▸ TO BE DONE
Search the listing below for the word "screenshot" and copy each line that holds it.

## BEGIN MATERIAL PROVIDED

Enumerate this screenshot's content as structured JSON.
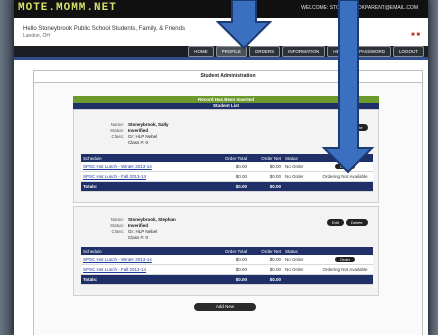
{
  "header": {
    "logo": "MOTE.MOMM.NET",
    "welcome": "WELCOME: STONEBROOKPARENT@EMAIL.COM",
    "greeting": "Hello Stoneybrook Public School Students, Family, & Friends",
    "location": "Landon, OH",
    "flags": "■ ■"
  },
  "nav": {
    "tabs": [
      "HOME",
      "PROFILE",
      "ORDERS",
      "INFORMATION",
      "HELP",
      "PASSWORD",
      "LOGOUT"
    ]
  },
  "panel": {
    "title": "Student Administration"
  },
  "list": {
    "banner": "Record Has Been Inserted",
    "subtitle": "Student List"
  },
  "labels": {
    "name": "Name:",
    "status": "Status:",
    "class": "Class:"
  },
  "students": [
    {
      "name": "Stoneybrook, Sally",
      "status": "Inverified",
      "class_line1": "Gr: HLP Nebel",
      "class_line2": "Class #: 0",
      "button": "Delete",
      "schedules": [
        {
          "name": "SPSC Hot Lunch - Winter 2013-14",
          "total": "$0.00",
          "net": "$0.00",
          "status": "No Order",
          "action": "Order"
        },
        {
          "name": "SPSC Hot Lunch - Fall 2013-14",
          "total": "$0.00",
          "net": "$0.00",
          "status": "No Order",
          "action": "Ordering Not Available"
        }
      ],
      "totals": {
        "label": "Totals:",
        "total": "$0.00",
        "net": "$0.00"
      }
    },
    {
      "name": "Stoneybrook, Stephan",
      "status": "Inverified",
      "class_line1": "Gr: HLP Nebel",
      "class_line2": "Class #: 0",
      "buttons": [
        "Edit",
        "Delete"
      ],
      "schedules": [
        {
          "name": "SPSC Hot Lunch - Winter 2013-14",
          "total": "$0.00",
          "net": "$0.00",
          "status": "No Order",
          "action": "Order"
        },
        {
          "name": "SPSC Hot Lunch - Fall 2013-14",
          "total": "$0.00",
          "net": "$0.00",
          "status": "No Order",
          "action": "Ordering Not Available"
        }
      ],
      "totals": {
        "label": "Totals:",
        "total": "$0.00",
        "net": "$0.00"
      }
    }
  ],
  "columns": {
    "schedule": "Schedule",
    "order_total": "Order Total",
    "order_net": "Order Net",
    "status": "Status"
  },
  "add_new": "Add New",
  "colors": {
    "accent_green": "#6d9a2d",
    "header_blue": "#1f2f68",
    "arrow_blue": "#3b6fc0"
  }
}
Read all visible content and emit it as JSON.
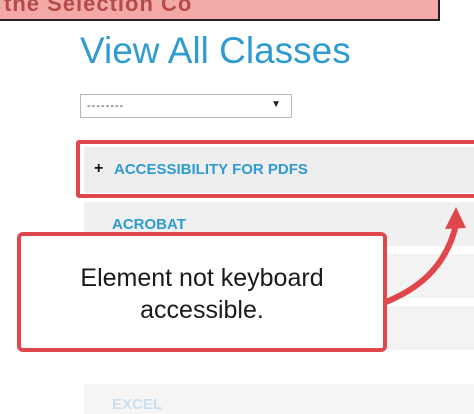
{
  "top_banner": {
    "text": "the Selection Co"
  },
  "page": {
    "title": "View All Classes"
  },
  "filter": {
    "selected": "--------"
  },
  "classes": [
    {
      "label": "ACCESSIBILITY FOR PDFS",
      "expand_symbol": "+"
    },
    {
      "label": "ACROBAT"
    },
    {
      "label": "EXCEL"
    }
  ],
  "callout": {
    "line1": "Element not keyboard",
    "line2": "accessible."
  },
  "colors": {
    "title": "#2f9bd0",
    "annotation_red": "#e0474c",
    "banner": "#f4a9a9",
    "row_bg": "#f1f1f1"
  },
  "icons": {
    "dropdown": "triangle-down",
    "expand": "plus",
    "pointer": "curved-arrow"
  }
}
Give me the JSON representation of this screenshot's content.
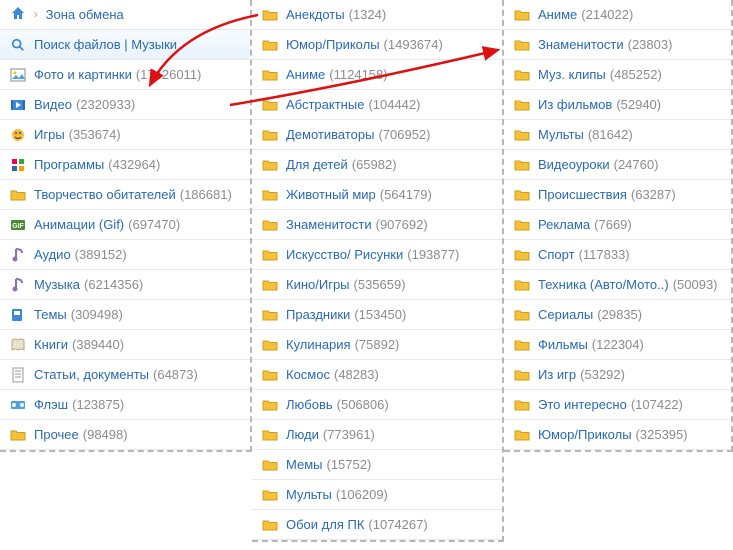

## END MATERIAL PROVIDED

▸ TASK OUTPUT
Enumerate this screenshot's content as structured JSON.
Give me the JSON representation of this screenshot's content.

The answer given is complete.